━━━━━ KUTIPAN TEKS

Mengapresiasi Karya Seni Teater
A. Mendeskripsikan Perkembangan Teater Tradisional
1. Pengertian Teater Tradisi
Istilah teater sesungguhnya berasal dari budaya Barat, khususnya dari budaya bangsa Yunani di Eropa. Istilah teater yang berasal dari kata theatron (yang diturunkan dari kata theaomai), berarti ‘dengan takjub memandang’, melihat; atau dapat berarti ‘a seeing place’ (Encyclopaedia Britanica), mewakili pengertian:
a. gedung pertunjukan, panggung: yaitu sejak zaman Thuycidides (471 – 395 sM) dan Plato (428 – 348 sM);
b. publik, auditorium; pada masa Herodotus (490 – 348 sM);
c. karangan tonil, seperti yang disebutkan dalam Kitab Perjanjian Lama..
Kata teater dalam kehidupan sehari-hari sering dipetukarkan dengan istilah drama. Sebagaimana diketahui, drama merupakan bidang kajian seni sastra yang setara kedudukannya dengan puisi dan prosa. Kata drama yang diturunkan dari kata dromain (bhs. Yunani) mengandung mengertian:
a. kejadian, risalah, karangan (zaman Aeschylus + 525 – 456 sM);
b. segala pertunjukan yang memakai mimik (Dictionary of World Literature).

━━━━━━━━━━
━━━━━ MASUKAN LATIHAN

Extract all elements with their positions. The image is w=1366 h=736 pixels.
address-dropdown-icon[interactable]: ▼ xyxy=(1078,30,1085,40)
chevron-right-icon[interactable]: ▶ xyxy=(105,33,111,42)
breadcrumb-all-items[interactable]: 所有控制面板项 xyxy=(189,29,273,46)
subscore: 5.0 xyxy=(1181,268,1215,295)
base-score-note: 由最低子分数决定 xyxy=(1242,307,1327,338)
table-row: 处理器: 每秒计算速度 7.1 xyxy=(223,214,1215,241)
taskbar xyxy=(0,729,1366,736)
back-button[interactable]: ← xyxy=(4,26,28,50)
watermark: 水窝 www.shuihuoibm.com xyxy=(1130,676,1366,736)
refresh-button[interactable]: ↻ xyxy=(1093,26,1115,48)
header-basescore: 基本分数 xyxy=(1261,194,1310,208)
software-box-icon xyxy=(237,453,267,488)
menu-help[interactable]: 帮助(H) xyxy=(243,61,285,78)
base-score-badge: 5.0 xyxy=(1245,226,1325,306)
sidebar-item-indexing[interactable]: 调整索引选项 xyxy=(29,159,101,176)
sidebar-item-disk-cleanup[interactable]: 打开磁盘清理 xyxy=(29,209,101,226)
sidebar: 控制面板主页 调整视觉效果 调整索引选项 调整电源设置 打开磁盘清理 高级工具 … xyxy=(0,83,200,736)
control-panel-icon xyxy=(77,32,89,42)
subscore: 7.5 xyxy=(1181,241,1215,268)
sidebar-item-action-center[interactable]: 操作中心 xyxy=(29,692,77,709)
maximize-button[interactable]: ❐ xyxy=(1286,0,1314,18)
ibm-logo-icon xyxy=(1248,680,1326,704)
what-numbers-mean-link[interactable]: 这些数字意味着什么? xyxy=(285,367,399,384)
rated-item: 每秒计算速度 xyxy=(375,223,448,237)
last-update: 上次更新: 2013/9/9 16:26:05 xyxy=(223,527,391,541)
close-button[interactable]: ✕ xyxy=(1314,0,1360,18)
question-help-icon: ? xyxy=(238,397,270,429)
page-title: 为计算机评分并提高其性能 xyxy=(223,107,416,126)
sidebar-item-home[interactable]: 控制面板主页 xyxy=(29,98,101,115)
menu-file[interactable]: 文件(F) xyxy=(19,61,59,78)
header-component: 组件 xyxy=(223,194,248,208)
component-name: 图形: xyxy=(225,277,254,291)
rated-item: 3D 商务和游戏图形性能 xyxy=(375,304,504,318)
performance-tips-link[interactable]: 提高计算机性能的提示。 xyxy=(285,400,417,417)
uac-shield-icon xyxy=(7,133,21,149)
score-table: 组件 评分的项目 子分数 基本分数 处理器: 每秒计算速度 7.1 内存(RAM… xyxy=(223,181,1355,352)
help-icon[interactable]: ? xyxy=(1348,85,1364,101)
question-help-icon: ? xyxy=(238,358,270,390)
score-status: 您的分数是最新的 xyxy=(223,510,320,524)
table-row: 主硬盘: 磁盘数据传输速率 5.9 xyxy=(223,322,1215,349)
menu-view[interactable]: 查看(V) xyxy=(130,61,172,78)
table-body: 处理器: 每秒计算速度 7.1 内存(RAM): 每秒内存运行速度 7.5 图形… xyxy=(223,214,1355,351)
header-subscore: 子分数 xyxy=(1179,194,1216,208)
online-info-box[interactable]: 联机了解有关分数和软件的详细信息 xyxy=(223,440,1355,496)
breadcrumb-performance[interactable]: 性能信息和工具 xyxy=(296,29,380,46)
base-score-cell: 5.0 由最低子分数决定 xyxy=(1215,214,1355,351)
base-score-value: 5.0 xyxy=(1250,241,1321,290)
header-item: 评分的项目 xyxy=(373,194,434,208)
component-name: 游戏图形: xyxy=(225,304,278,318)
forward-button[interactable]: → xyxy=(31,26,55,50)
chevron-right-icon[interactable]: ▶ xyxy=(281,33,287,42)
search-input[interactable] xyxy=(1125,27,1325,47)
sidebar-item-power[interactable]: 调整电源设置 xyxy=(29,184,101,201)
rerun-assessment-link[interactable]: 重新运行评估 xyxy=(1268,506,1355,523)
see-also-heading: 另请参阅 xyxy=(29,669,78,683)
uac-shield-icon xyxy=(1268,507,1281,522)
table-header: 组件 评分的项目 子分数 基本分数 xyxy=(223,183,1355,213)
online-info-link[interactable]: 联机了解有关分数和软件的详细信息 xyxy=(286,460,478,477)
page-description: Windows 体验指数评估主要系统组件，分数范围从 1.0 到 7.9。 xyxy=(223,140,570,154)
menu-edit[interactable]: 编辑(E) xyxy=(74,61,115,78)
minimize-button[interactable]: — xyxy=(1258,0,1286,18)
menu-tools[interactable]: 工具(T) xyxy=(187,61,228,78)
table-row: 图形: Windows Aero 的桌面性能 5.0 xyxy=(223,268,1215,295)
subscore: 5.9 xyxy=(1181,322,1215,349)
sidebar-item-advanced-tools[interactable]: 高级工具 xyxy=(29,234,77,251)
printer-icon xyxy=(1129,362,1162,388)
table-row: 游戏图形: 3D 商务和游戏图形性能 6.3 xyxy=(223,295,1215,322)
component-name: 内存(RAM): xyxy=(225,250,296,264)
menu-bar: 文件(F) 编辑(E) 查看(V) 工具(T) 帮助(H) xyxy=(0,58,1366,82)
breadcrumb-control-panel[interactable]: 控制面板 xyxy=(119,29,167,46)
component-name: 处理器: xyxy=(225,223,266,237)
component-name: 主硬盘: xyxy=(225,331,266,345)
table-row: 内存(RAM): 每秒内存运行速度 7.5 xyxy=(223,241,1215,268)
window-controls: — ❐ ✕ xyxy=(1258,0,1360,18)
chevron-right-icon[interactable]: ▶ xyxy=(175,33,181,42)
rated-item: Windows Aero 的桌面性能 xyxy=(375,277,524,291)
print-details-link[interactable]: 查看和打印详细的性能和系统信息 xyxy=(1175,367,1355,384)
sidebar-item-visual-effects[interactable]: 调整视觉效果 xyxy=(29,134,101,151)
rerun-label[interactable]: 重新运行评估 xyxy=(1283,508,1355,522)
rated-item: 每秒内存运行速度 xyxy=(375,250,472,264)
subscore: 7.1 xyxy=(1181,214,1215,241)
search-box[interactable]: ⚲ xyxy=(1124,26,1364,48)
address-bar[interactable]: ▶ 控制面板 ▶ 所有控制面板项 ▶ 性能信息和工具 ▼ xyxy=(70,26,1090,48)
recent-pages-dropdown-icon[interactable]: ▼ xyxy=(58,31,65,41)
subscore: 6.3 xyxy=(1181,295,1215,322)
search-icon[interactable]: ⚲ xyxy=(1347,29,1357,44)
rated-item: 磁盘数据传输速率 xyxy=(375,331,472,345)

━━━━━━━━━━

### TUGAS YANG DIKERJAKAN
a. Tuliskan ulang baris-baris listing, mulai dari baris pertamanya hingga baris yang memuat "score-status: 您的分数是最新的 xyxy=(223,510,320,524)", dengan kedua ujungnya disertakan.
b. Teruskan teks tentang pengertian teater dan drama mulai dari kalimat terakhir yang tercantum.

### HASIL AKHIR
a.
Extract all elements with their positions. The image is w=1366 h=736 pixels.
address-dropdown-icon[interactable]: ▼ xyxy=(1078,30,1085,40)
chevron-right-icon[interactable]: ▶ xyxy=(105,33,111,42)
breadcrumb-all-items[interactable]: 所有控制面板项 xyxy=(189,29,273,46)
subscore: 5.0 xyxy=(1181,268,1215,295)
base-score-note: 由最低子分数决定 xyxy=(1242,307,1327,338)
table-row: 处理器: 每秒计算速度 7.1 xyxy=(223,214,1215,241)
taskbar xyxy=(0,729,1366,736)
back-button[interactable]: ← xyxy=(4,26,28,50)
watermark: 水窝 www.shuihuoibm.com xyxy=(1130,676,1366,736)
refresh-button[interactable]: ↻ xyxy=(1093,26,1115,48)
header-basescore: 基本分数 xyxy=(1261,194,1310,208)
software-box-icon xyxy=(237,453,267,488)
menu-help[interactable]: 帮助(H) xyxy=(243,61,285,78)
base-score-badge: 5.0 xyxy=(1245,226,1325,306)
sidebar-item-indexing[interactable]: 调整索引选项 xyxy=(29,159,101,176)
sidebar-item-disk-cleanup[interactable]: 打开磁盘清理 xyxy=(29,209,101,226)
sidebar: 控制面板主页 调整视觉效果 调整索引选项 调整电源设置 打开磁盘清理 高级工具 … xyxy=(0,83,200,736)
control-panel-icon xyxy=(77,32,89,42)
subscore: 7.5 xyxy=(1181,241,1215,268)
sidebar-item-action-center[interactable]: 操作中心 xyxy=(29,692,77,709)
maximize-button[interactable]: ❐ xyxy=(1286,0,1314,18)
ibm-logo-icon xyxy=(1248,680,1326,704)
what-numbers-mean-link[interactable]: 这些数字意味着什么? xyxy=(285,367,399,384)
rated-item: 每秒计算速度 xyxy=(375,223,448,237)
last-update: 上次更新: 2013/9/9 16:26:05 xyxy=(223,527,391,541)
close-button[interactable]: ✕ xyxy=(1314,0,1360,18)
question-help-icon: ? xyxy=(238,397,270,429)
page-title: 为计算机评分并提高其性能 xyxy=(223,107,416,126)
sidebar-item-home[interactable]: 控制面板主页 xyxy=(29,98,101,115)
menu-file[interactable]: 文件(F) xyxy=(19,61,59,78)
header-component: 组件 xyxy=(223,194,248,208)
component-name: 图形: xyxy=(225,277,254,291)
rated-item: 3D 商务和游戏图形性能 xyxy=(375,304,504,318)
performance-tips-link[interactable]: 提高计算机性能的提示。 xyxy=(285,400,417,417)
uac-shield-icon xyxy=(7,133,21,149)
score-table: 组件 评分的项目 子分数 基本分数 处理器: 每秒计算速度 7.1 内存(RAM… xyxy=(223,181,1355,352)
help-icon[interactable]: ? xyxy=(1348,85,1364,101)
question-help-icon: ? xyxy=(238,358,270,390)
score-status: 您的分数是最新的 xyxy=(223,510,320,524)

b.
Pada perkembangan berikutnya, seperti yang kita saksikan dewasa ini, drama merupakan bagian kajian dalam seni sastra, setara dengan puisi dan prosa fiksi. Sementara itu, teater mengacu kepada:
a. tempat pertunjukan, gedung bioskop;
b. pertunjukan sandiwara (istilah yang digunakan oleh PKG Mangkunegara VII; 1885-1944) yang merupakan bentukan dari kata sandhi yang berarti rahasia, dan warah yang berarti pendidikan sehingga kata sandiwara memiliki makna sebagai bentuk pendidikan yang disamarkan atau dirahasiakan melalui perilaku manusia dalam cerita yang dipanggungkan;
c. kelompok orang atau organisasi yang berkecimpung dalam pengolahan dan pementasan drama atau sandiwara (terlihat dari nama-nama yang digunakan oleh kelompok kesenian pementasan drama seperti Teater Populer, Teater Kecil, Teater Mandiri, Teater Koma, Teater Saja, Bengkel Teater, Studiklub Teater Bandung, dan sebagainya);
d. kegiatan kesenian mandiri yang setara dengan cabang-cabang kesenian lainnya.
Istilah teater tradisi adalah bentuk sajian teater yang berakar dari tradisi budaya suatu daerah tertentu. Berdasarkan pengertian ini, kita akan menemukan dua kelompok pengertian yang keduanya mengacu kepada teater tradisi.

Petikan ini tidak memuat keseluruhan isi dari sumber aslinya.